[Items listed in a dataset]
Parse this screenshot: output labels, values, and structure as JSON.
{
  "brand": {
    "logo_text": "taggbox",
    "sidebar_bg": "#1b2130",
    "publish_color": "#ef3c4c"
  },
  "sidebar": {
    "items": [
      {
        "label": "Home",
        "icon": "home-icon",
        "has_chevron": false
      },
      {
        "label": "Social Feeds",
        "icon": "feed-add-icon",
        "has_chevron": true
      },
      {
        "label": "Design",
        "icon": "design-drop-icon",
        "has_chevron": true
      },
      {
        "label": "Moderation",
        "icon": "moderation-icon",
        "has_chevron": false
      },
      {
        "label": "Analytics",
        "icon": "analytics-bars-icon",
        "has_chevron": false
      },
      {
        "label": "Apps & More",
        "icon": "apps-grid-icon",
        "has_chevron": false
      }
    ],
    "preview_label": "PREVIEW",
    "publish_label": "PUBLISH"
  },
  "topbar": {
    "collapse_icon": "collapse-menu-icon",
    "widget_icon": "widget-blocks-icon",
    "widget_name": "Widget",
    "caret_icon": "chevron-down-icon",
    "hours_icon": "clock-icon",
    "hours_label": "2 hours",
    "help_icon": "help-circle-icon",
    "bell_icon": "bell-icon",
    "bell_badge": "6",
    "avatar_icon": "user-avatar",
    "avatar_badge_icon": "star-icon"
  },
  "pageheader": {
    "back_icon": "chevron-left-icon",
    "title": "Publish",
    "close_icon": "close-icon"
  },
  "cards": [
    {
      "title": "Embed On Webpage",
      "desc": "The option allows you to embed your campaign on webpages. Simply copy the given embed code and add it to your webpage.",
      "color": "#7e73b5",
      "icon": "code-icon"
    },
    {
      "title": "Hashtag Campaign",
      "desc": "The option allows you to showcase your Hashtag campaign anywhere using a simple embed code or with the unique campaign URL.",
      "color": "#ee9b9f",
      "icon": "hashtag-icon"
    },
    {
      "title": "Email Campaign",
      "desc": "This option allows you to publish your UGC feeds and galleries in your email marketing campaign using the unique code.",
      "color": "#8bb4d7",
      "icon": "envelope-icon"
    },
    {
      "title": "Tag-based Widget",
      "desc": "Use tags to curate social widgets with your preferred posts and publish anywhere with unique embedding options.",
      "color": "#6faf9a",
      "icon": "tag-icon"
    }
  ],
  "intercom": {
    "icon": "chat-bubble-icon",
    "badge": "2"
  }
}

### TASK BRIEF:
Make an exact copy of the records.

### REPLY:
Parse this screenshot: output labels, values, and structure as JSON.
{
  "brand": {
    "logo_text": "taggbox",
    "sidebar_bg": "#1b2130",
    "publish_color": "#ef3c4c"
  },
  "sidebar": {
    "items": [
      {
        "label": "Home",
        "icon": "home-icon",
        "has_chevron": false
      },
      {
        "label": "Social Feeds",
        "icon": "feed-add-icon",
        "has_chevron": true
      },
      {
        "label": "Design",
        "icon": "design-drop-icon",
        "has_chevron": true
      },
      {
        "label": "Moderation",
        "icon": "moderation-icon",
        "has_chevron": false
      },
      {
        "label": "Analytics",
        "icon": "analytics-bars-icon",
        "has_chevron": false
      },
      {
        "label": "Apps & More",
        "icon": "apps-grid-icon",
        "has_chevron": false
      }
    ],
    "preview_label": "PREVIEW",
    "publish_label": "PUBLISH"
  },
  "topbar": {
    "collapse_icon": "collapse-menu-icon",
    "widget_icon": "widget-blocks-icon",
    "widget_name": "Widget",
    "caret_icon": "chevron-down-icon",
    "hours_icon": "clock-icon",
    "hours_label": "2 hours",
    "help_icon": "help-circle-icon",
    "bell_icon": "bell-icon",
    "bell_badge": "6",
    "avatar_icon": "user-avatar",
    "avatar_badge_icon": "star-icon"
  },
  "pageheader": {
    "back_icon": "chevron-left-icon",
    "title": "Publish",
    "close_icon": "close-icon"
  },
  "cards": [
    {
      "title": "Embed On Webpage",
      "desc": "The option allows you to embed your campaign on webpages. Simply copy the given embed code and add it to your webpage.",
      "color": "#7e73b5",
      "icon": "code-icon"
    },
    {
      "title": "Hashtag Campaign",
      "desc": "The option allows you to showcase your Hashtag campaign anywhere using a simple embed code or with the unique campaign URL.",
      "color": "#ee9b9f",
      "icon": "hashtag-icon"
    },
    {
      "title": "Email Campaign",
      "desc": "This option allows you to publish your UGC feeds and galleries in your email marketing campaign using the unique code.",
      "color": "#8bb4d7",
      "icon": "envelope-icon"
    },
    {
      "title": "Tag-based Widget",
      "desc": "Use tags to curate social widgets with your preferred posts and publish anywhere with unique embedding options.",
      "color": "#6faf9a",
      "icon": "tag-icon"
    }
  ],
  "intercom": {
    "icon": "chat-bubble-icon",
    "badge": "2"
  }
}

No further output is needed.